Goal:
Write out the whole listing word for word.

__________________________________________________

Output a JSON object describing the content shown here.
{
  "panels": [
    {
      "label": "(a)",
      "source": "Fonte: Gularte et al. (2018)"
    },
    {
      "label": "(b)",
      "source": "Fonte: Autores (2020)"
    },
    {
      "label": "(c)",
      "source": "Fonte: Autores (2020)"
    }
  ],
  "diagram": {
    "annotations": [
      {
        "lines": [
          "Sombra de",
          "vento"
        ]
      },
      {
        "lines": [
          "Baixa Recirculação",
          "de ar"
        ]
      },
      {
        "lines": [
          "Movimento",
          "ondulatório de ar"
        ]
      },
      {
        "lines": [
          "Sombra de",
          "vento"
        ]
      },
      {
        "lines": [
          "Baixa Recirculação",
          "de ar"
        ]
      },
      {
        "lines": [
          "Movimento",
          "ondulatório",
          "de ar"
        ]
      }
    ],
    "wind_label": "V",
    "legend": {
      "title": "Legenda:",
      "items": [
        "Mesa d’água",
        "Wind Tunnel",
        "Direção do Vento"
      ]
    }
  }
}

__________________________________________________

The reply:
Output a JSON object describing the content shown here.
{
  "panels": [
    {
      "label": "(a)",
      "source": "Fonte: Gularte et al. (2018)"
    },
    {
      "label": "(b)",
      "source": "Fonte: Autores (2020)"
    },
    {
      "label": "(c)",
      "source": "Fonte: Autores (2020)"
    }
  ],
  "diagram": {
    "annotations": [
      {
        "lines": [
          "Sombra de",
          "vento"
        ]
      },
      {
        "lines": [
          "Baixa Recirculação",
          "de ar"
        ]
      },
      {
        "lines": [
          "Movimento",
          "ondulatório de ar"
        ]
      },
      {
        "lines": [
          "Sombra de",
          "vento"
        ]
      },
      {
        "lines": [
          "Baixa Recirculação",
          "de ar"
        ]
      },
      {
        "lines": [
          "Movimento",
          "ondulatório",
          "de ar"
        ]
      }
    ],
    "wind_label": "V",
    "legend": {
      "title": "Legenda:",
      "items": [
        "Mesa d’água",
        "Wind Tunnel",
        "Direção do Vento"
      ]
    }
  }
}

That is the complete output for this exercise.